__Task goal__
Take every line that has the string "document" and copy it out.

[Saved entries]
╭──
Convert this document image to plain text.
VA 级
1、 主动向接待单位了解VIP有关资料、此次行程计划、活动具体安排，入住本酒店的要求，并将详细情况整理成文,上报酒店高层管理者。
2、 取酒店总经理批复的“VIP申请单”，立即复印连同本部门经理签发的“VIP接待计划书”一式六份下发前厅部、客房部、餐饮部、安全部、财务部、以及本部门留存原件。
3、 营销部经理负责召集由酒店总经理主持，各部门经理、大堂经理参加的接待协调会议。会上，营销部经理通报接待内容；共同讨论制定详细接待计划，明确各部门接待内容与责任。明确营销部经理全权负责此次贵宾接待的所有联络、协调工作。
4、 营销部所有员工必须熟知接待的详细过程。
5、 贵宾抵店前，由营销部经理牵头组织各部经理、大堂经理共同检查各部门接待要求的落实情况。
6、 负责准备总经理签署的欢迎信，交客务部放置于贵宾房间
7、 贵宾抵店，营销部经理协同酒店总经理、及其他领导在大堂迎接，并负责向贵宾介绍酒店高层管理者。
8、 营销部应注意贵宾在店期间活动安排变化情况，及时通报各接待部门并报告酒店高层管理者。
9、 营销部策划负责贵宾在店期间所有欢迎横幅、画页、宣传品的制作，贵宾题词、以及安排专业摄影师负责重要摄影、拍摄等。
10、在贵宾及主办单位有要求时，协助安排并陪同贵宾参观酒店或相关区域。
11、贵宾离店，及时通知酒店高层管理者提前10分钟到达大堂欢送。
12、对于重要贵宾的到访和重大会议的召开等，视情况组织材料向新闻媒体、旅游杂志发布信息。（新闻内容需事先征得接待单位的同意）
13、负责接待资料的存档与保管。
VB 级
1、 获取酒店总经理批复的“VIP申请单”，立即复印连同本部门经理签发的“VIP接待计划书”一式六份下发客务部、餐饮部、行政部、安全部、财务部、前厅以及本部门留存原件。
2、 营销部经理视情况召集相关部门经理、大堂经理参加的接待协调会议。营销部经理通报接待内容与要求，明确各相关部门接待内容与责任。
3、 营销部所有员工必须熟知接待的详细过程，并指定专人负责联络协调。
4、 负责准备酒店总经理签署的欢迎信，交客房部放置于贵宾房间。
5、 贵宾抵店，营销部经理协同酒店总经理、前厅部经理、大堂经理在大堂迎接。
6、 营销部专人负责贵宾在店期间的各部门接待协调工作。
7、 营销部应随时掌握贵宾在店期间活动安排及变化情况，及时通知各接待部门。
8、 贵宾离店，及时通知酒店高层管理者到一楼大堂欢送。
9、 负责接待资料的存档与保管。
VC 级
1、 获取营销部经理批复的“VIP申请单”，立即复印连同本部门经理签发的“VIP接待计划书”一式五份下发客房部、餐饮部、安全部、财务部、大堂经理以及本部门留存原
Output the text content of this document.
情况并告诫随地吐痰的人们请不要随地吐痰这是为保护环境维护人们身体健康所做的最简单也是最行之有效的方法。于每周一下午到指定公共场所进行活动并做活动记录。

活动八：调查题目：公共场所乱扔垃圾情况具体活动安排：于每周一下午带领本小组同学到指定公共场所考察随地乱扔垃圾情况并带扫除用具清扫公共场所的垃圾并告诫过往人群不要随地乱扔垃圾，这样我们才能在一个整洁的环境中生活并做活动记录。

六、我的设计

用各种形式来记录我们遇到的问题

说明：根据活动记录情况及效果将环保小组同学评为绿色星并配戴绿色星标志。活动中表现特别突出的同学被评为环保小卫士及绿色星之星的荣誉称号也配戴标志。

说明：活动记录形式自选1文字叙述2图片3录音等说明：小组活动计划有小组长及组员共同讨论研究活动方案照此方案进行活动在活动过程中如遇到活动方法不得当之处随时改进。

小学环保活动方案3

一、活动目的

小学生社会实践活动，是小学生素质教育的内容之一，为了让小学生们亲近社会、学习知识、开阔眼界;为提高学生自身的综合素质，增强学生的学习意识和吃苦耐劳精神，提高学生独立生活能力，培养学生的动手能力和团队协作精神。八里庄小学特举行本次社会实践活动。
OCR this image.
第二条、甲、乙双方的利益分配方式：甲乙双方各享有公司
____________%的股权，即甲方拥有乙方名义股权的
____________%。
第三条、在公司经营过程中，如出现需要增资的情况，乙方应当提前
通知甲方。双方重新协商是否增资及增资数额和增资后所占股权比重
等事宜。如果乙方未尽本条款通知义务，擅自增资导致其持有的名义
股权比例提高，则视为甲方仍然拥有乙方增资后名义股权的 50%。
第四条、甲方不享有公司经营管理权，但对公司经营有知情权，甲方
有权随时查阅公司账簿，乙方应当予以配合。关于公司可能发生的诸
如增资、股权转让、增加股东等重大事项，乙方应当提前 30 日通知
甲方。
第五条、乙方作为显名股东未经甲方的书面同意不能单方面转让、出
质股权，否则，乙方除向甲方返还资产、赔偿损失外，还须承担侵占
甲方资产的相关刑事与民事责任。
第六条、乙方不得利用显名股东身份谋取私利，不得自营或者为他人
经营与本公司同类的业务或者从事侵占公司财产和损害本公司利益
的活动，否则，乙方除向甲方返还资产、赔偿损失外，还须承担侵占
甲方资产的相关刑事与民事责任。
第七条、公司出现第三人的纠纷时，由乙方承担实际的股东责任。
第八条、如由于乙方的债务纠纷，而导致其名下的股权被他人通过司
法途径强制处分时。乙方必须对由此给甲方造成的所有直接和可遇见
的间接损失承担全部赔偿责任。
╰──
__The answer__
Convert this document image to plain text.
Output the text content of this document.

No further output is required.